-- DO THIS --
In the entries that follow, find the word "name" and report each line it is on.

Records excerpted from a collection

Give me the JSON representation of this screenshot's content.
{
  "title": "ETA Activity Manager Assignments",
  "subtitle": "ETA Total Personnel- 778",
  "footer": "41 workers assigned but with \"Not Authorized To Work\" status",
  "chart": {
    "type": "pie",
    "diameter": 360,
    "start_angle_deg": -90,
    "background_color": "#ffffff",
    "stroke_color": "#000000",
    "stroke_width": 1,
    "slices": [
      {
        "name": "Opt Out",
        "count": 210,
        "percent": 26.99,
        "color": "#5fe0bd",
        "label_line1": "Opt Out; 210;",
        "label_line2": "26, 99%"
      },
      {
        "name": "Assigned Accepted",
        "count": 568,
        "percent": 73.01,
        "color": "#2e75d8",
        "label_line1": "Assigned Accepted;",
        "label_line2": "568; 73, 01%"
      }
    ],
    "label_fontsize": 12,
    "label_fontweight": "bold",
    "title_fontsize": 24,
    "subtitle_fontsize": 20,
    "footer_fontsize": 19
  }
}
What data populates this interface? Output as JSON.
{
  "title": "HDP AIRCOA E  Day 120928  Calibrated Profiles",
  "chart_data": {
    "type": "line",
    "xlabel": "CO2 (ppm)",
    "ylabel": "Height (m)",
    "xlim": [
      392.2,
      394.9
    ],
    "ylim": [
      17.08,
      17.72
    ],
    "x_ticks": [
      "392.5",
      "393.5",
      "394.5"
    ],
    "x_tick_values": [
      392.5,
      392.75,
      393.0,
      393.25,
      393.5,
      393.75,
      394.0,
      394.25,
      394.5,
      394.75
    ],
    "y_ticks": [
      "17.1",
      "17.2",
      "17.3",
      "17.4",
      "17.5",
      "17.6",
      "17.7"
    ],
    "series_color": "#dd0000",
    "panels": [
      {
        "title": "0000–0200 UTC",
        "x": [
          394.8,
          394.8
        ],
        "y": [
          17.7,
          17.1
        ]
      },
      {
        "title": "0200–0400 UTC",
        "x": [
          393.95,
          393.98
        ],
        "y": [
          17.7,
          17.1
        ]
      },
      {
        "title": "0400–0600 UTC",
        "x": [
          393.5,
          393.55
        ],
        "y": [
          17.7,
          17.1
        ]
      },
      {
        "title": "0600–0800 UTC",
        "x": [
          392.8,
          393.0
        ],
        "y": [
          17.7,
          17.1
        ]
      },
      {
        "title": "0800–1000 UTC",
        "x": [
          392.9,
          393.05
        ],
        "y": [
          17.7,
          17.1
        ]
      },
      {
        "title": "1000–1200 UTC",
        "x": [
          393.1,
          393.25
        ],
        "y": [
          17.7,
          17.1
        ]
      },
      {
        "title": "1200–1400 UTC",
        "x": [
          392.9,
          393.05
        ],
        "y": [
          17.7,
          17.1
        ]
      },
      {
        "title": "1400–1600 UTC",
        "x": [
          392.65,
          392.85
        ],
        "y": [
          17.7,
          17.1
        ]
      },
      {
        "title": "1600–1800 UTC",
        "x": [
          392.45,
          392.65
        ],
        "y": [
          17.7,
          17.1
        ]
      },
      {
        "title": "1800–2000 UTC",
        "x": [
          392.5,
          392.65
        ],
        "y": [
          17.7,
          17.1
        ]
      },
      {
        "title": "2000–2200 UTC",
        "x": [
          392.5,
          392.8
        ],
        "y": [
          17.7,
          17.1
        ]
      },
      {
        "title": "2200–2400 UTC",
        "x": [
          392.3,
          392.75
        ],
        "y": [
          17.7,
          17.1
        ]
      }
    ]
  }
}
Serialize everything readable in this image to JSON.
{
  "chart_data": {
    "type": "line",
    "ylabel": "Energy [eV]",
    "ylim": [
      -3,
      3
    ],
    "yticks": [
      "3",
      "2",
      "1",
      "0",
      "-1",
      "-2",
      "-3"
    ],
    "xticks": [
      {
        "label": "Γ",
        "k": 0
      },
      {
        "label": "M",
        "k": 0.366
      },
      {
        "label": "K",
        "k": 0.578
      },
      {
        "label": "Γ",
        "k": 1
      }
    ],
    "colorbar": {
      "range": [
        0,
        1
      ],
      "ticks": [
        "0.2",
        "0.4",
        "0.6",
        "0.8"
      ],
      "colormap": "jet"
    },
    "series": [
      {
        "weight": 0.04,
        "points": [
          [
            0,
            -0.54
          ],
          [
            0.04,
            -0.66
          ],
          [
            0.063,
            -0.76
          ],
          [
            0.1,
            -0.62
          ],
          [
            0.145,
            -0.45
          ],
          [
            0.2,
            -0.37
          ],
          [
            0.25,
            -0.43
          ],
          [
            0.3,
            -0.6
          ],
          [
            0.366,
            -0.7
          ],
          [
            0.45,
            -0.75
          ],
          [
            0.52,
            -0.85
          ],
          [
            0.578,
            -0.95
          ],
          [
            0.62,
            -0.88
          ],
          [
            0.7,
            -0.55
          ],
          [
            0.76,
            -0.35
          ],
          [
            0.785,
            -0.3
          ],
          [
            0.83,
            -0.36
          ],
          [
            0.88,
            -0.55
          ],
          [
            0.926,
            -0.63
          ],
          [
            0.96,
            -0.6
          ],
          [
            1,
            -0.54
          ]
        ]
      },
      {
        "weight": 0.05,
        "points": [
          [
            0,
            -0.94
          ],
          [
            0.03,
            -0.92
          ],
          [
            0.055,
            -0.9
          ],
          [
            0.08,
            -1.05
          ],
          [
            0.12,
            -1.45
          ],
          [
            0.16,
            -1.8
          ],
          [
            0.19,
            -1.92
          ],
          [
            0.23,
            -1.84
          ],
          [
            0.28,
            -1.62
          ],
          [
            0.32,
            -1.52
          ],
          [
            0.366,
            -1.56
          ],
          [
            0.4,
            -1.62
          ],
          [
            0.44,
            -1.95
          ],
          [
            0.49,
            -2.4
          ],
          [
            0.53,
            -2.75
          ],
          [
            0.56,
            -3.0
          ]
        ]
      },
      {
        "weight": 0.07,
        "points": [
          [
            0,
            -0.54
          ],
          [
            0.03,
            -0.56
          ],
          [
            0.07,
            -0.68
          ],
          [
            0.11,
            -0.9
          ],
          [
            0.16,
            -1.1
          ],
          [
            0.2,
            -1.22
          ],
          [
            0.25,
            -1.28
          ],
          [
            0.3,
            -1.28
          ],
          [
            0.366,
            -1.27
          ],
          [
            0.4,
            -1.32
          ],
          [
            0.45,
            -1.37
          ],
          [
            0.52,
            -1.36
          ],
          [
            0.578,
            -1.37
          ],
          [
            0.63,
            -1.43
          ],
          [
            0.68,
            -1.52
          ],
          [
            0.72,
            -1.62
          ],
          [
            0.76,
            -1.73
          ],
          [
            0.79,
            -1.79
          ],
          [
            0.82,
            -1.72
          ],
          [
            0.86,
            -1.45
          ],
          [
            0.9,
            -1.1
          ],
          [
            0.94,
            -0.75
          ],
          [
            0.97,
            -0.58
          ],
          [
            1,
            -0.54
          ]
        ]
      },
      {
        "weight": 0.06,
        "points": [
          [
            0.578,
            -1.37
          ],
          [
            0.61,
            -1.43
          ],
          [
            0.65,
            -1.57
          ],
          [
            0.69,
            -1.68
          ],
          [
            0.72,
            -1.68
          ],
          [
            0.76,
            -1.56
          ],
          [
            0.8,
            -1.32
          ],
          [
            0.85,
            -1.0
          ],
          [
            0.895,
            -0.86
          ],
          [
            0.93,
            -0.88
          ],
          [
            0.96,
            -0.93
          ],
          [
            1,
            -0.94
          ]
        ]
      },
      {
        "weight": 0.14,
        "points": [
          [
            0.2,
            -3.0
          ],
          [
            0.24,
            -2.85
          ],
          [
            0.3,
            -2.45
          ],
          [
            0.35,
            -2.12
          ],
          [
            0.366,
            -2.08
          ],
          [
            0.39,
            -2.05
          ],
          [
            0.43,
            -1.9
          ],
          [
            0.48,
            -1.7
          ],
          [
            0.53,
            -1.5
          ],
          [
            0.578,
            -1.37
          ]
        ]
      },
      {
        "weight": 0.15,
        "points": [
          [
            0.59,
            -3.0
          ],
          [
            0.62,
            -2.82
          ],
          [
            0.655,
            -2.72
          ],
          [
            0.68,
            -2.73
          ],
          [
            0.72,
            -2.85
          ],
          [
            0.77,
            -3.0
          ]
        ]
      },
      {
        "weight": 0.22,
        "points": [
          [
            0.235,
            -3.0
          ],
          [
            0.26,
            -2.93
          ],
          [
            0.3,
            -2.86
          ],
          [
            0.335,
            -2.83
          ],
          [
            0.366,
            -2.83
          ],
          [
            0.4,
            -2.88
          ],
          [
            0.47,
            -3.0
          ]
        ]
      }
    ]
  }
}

-- TASK SOLUTION --
        "name": "Opt Out",
        "name": "Assigned Accepted",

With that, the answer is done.